↓
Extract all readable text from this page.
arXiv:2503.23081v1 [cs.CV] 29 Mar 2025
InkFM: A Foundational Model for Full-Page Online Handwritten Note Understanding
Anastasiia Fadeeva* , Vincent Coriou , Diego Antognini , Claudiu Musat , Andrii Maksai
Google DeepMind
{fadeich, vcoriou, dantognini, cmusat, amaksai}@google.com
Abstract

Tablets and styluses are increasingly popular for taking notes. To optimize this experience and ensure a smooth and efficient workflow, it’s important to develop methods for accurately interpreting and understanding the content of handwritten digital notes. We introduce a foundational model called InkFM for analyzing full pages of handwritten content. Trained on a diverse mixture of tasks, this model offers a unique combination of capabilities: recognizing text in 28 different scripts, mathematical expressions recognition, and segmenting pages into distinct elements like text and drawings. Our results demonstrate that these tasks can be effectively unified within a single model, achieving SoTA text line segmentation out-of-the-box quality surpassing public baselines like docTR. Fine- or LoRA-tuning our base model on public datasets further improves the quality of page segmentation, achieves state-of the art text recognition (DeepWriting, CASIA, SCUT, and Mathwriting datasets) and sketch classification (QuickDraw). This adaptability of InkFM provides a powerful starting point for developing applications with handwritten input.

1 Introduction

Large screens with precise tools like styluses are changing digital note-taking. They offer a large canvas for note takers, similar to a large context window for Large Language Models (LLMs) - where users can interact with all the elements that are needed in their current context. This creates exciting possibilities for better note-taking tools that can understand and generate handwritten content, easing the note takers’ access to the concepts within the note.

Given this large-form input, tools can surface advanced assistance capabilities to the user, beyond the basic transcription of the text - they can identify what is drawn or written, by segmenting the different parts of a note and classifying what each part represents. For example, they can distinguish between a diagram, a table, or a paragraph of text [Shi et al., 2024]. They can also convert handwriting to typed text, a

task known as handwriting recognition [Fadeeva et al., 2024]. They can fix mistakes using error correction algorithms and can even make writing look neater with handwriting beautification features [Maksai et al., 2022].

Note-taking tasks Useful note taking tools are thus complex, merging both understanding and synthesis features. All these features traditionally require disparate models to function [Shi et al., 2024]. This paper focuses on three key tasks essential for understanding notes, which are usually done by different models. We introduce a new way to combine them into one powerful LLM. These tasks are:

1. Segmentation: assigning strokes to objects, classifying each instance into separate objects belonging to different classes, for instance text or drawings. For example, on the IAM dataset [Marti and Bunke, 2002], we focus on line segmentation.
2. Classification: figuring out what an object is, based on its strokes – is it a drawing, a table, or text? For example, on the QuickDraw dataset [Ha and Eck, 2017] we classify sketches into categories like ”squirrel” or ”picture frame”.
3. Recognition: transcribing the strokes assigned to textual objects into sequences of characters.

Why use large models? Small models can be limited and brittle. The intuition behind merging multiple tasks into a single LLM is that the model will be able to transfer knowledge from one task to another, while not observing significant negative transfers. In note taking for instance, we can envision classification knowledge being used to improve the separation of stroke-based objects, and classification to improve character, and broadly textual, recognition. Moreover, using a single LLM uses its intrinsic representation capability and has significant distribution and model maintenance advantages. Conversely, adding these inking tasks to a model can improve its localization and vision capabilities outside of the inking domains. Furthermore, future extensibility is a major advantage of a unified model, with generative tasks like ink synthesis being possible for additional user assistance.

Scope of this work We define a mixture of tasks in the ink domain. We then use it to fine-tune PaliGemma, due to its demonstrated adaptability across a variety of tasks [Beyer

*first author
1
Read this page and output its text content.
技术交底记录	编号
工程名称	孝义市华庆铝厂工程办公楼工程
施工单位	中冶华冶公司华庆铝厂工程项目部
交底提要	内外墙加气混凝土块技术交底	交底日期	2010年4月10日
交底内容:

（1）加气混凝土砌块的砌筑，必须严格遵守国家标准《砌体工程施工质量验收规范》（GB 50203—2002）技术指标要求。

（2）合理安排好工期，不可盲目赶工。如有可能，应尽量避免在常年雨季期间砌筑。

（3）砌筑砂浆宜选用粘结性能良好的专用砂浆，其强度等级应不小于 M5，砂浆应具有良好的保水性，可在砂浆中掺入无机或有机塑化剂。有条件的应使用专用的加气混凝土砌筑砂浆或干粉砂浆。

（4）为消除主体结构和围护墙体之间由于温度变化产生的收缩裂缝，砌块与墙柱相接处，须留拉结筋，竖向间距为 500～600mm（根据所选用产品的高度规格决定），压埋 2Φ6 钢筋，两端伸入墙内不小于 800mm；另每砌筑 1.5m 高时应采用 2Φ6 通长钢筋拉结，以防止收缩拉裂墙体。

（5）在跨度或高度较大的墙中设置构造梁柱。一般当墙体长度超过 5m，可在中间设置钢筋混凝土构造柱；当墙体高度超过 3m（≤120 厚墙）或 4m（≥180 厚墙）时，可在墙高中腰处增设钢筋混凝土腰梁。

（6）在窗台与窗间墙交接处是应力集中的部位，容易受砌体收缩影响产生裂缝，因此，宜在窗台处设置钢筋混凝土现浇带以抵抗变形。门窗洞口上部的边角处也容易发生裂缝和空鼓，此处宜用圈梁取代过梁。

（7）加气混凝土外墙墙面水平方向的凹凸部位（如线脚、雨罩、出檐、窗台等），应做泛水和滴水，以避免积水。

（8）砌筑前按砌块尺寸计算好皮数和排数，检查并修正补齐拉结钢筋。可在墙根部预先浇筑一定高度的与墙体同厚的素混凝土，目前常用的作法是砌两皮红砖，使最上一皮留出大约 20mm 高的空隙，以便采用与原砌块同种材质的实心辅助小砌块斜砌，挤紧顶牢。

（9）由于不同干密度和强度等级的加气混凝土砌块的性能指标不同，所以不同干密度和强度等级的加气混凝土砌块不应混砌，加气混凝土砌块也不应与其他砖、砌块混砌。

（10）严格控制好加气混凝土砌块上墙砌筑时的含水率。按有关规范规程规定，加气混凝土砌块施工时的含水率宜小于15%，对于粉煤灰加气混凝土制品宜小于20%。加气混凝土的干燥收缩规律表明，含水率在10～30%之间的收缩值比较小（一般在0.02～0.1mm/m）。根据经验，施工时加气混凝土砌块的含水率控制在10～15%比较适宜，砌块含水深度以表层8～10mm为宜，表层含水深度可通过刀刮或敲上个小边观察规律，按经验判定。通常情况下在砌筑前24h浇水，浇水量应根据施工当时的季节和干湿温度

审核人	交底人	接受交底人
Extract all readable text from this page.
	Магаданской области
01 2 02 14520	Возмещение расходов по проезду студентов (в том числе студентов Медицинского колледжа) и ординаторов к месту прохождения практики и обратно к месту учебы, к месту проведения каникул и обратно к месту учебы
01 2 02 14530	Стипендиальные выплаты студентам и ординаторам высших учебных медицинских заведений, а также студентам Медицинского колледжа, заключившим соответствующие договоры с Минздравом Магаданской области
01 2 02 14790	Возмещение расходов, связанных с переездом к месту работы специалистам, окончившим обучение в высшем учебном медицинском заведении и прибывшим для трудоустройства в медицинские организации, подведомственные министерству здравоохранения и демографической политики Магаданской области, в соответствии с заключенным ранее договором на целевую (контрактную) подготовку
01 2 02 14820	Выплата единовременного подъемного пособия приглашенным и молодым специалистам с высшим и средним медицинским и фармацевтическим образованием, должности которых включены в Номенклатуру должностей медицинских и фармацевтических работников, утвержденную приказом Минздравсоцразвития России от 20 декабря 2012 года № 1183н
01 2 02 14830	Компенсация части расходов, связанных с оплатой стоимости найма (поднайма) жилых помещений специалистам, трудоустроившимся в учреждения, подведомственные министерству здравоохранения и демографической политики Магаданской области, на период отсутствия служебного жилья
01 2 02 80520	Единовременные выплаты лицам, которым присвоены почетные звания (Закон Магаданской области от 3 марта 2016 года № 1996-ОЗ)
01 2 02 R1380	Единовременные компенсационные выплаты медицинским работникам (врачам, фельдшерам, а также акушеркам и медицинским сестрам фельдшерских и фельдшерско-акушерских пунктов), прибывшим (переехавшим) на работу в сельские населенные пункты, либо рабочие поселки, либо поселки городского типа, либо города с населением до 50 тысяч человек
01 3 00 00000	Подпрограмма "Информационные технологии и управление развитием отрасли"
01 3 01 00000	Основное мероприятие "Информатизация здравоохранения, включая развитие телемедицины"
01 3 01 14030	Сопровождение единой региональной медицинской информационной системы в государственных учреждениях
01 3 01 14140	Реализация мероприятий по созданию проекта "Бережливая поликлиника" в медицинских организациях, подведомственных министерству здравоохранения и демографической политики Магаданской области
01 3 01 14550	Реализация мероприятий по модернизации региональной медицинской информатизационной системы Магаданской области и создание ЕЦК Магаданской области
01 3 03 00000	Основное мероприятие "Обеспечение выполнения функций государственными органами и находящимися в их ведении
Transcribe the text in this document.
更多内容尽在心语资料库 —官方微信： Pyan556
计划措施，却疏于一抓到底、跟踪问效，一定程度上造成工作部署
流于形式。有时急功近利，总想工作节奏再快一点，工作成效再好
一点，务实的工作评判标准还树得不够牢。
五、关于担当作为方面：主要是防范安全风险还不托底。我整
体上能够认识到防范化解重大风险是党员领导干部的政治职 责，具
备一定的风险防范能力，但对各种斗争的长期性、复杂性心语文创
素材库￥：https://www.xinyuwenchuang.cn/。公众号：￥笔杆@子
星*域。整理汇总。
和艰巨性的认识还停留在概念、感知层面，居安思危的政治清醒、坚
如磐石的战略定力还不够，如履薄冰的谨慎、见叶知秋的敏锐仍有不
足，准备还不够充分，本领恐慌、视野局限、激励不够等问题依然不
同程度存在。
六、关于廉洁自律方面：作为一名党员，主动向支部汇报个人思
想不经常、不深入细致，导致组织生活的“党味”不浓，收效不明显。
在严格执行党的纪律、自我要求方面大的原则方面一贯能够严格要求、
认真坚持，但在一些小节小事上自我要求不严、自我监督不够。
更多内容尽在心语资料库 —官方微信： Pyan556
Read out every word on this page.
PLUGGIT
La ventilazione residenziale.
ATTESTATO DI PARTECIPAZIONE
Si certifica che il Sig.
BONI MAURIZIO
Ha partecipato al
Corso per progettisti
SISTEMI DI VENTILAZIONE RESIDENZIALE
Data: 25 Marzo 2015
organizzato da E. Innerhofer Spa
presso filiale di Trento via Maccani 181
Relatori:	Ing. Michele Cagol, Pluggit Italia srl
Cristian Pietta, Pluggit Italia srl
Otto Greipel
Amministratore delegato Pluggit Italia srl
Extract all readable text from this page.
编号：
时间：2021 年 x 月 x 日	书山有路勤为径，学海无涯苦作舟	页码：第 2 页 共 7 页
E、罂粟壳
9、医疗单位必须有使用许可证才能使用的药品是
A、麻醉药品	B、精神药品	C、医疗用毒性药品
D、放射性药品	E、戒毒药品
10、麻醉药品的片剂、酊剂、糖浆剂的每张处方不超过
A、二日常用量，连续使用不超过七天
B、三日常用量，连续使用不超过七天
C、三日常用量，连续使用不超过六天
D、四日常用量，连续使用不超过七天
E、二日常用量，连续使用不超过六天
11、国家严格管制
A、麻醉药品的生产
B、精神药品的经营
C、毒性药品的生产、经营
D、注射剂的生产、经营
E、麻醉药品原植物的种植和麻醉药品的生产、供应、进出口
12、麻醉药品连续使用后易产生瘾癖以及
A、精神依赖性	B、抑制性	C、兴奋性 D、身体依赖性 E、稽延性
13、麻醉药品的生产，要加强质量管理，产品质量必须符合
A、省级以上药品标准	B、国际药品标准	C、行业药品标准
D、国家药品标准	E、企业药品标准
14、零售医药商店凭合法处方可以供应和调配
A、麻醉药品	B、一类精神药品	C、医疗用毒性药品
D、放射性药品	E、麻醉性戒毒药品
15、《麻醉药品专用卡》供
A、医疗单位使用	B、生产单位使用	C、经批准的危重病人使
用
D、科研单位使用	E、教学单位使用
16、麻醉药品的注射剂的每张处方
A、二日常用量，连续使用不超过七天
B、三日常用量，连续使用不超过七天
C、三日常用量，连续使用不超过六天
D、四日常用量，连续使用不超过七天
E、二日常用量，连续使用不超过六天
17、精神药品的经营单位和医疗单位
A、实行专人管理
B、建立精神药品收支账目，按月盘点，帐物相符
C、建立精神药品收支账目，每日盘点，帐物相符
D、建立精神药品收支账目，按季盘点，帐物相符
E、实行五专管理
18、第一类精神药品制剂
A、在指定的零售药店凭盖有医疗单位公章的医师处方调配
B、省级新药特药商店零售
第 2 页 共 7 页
↑
• _What you have to do_: List all lines in the material containing the string "мероприятий".

• _Solution to the problem_:
01 3 01 14140	Реализация мероприятий по созданию проекта "Бережливая поликлиника" в медицинских организациях, подведомственных министерству здравоохранения и демографической политики Магаданской области
01 3 01 14550	Реализация мероприятий по модернизации региональной медицинской информатизационной системы Магаданской области и создание ЕЦК Магаданской области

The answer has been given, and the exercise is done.